** Start **

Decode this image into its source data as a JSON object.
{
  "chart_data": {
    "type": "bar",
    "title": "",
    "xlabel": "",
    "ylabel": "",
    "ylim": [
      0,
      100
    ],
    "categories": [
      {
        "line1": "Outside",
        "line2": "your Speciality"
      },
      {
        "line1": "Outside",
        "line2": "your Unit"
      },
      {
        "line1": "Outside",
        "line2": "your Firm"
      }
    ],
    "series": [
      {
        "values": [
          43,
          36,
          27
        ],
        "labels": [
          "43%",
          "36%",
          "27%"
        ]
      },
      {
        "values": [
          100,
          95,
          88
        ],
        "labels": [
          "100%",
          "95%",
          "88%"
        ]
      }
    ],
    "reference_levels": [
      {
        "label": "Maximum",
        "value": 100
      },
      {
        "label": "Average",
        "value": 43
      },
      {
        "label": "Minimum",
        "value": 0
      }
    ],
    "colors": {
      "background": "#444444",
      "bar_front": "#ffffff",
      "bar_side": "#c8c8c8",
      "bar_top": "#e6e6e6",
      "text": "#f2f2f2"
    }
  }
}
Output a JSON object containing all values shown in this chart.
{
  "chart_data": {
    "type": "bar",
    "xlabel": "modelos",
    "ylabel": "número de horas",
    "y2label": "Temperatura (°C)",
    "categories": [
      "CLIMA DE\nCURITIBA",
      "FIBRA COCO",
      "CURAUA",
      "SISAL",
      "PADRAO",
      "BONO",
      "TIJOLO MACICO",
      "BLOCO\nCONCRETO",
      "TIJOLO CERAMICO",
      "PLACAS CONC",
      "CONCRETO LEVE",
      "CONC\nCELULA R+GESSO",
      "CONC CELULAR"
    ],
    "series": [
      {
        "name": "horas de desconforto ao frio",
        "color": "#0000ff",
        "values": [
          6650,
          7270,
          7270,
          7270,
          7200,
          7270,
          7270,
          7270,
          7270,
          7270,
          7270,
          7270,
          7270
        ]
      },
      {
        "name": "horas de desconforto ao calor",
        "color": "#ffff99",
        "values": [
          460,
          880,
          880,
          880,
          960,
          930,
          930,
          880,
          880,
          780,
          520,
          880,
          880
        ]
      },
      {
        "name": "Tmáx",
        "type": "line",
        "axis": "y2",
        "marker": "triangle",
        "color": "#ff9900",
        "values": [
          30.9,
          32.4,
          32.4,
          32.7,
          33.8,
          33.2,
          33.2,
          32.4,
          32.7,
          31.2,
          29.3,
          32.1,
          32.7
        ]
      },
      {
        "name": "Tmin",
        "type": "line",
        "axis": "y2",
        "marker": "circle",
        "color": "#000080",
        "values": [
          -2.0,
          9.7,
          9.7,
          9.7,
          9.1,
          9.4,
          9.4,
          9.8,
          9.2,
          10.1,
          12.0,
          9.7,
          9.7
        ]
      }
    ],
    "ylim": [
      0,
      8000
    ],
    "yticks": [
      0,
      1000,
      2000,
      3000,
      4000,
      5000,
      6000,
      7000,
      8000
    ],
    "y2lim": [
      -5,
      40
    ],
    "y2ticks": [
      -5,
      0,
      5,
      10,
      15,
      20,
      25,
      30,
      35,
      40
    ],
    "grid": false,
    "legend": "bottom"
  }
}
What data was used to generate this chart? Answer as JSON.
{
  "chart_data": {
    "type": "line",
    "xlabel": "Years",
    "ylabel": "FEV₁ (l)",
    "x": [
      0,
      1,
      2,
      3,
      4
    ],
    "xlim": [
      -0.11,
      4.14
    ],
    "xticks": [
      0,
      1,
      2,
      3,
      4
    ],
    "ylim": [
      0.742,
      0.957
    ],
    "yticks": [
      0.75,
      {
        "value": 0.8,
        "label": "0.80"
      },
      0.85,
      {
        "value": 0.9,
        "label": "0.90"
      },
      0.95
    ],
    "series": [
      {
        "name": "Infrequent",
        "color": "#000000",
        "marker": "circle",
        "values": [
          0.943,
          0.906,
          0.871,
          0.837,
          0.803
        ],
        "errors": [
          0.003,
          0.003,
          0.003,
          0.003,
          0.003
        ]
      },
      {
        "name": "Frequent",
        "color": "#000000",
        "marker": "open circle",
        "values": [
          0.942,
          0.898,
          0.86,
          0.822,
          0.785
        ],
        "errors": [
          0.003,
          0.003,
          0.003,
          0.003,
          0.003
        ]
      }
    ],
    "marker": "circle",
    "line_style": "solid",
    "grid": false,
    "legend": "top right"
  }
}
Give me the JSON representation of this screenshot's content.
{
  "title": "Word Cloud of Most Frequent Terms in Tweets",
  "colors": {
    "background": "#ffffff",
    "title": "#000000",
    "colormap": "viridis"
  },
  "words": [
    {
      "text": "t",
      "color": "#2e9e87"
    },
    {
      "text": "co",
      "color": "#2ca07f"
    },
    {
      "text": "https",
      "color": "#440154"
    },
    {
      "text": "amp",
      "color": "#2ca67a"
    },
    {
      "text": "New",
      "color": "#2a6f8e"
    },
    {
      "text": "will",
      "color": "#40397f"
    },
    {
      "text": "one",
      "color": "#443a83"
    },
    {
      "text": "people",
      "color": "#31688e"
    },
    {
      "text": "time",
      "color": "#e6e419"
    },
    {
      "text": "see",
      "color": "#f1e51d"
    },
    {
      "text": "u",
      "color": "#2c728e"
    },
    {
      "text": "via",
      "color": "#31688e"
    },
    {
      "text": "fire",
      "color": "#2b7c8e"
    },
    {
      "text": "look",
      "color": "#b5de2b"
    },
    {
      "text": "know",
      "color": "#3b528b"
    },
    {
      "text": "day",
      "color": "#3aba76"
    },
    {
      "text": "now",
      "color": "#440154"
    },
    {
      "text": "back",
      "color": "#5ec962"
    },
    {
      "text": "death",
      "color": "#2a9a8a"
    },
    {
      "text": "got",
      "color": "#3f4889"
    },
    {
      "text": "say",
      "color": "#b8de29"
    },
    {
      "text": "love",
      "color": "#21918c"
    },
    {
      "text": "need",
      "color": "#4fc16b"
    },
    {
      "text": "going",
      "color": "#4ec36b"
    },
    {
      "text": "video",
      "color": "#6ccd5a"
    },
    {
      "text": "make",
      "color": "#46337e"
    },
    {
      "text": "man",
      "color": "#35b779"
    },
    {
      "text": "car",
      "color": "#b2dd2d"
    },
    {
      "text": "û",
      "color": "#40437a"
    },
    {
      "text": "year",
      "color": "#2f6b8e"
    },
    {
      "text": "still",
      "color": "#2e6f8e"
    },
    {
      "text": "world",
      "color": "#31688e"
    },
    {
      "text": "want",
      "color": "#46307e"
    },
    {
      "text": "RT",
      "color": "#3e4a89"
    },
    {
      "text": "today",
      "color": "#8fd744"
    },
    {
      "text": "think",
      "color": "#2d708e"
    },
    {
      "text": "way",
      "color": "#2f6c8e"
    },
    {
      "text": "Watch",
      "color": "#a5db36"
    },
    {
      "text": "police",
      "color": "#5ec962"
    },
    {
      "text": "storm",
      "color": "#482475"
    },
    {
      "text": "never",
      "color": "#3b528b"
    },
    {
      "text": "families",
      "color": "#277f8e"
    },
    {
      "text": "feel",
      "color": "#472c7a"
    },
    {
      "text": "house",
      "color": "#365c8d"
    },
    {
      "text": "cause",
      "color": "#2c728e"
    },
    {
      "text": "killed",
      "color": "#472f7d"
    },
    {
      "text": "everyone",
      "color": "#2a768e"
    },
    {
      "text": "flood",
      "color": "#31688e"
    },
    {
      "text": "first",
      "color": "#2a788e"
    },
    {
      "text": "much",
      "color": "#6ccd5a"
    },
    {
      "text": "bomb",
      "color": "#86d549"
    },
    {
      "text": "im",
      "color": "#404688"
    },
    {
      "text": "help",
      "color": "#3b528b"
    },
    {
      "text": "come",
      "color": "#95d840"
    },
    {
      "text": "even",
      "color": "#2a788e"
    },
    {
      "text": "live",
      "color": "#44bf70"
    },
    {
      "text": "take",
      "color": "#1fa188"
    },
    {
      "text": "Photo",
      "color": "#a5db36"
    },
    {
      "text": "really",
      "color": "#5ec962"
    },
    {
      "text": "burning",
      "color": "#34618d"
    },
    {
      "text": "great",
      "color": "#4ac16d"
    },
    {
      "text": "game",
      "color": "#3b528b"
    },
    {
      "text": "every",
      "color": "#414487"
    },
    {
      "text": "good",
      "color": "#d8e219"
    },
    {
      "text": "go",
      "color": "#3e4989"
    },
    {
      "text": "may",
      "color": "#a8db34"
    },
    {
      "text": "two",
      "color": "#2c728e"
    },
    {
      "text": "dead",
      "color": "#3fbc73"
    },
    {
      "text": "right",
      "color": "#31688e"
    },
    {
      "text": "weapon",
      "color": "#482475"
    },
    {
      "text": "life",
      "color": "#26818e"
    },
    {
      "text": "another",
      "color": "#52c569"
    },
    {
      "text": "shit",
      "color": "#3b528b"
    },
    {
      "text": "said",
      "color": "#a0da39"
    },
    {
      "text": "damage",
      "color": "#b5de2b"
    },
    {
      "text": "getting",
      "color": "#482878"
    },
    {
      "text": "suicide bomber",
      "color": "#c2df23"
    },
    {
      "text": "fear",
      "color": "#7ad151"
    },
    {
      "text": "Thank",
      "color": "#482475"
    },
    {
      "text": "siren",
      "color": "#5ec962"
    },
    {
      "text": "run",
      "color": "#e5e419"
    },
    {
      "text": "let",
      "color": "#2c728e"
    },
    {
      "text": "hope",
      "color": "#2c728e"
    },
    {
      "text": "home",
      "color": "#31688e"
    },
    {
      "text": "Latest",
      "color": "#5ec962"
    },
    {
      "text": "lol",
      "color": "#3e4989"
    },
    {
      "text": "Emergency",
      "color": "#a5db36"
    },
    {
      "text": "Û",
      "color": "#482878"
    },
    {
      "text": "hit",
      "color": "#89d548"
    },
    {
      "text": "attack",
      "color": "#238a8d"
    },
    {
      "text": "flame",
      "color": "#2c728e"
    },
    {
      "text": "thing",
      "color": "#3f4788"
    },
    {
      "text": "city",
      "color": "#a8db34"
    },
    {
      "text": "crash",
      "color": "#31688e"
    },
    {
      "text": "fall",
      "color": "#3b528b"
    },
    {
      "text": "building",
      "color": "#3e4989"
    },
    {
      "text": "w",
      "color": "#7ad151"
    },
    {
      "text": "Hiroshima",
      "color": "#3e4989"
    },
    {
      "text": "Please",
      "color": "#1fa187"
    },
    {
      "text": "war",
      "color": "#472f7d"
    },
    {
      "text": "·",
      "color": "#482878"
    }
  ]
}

** End **

Gather each line holding the string "circle".

EXERCISE SOLUTION ▸
        "marker": "circle",
        "marker": "circle",
        "marker": "open circle",
    "marker": "circle",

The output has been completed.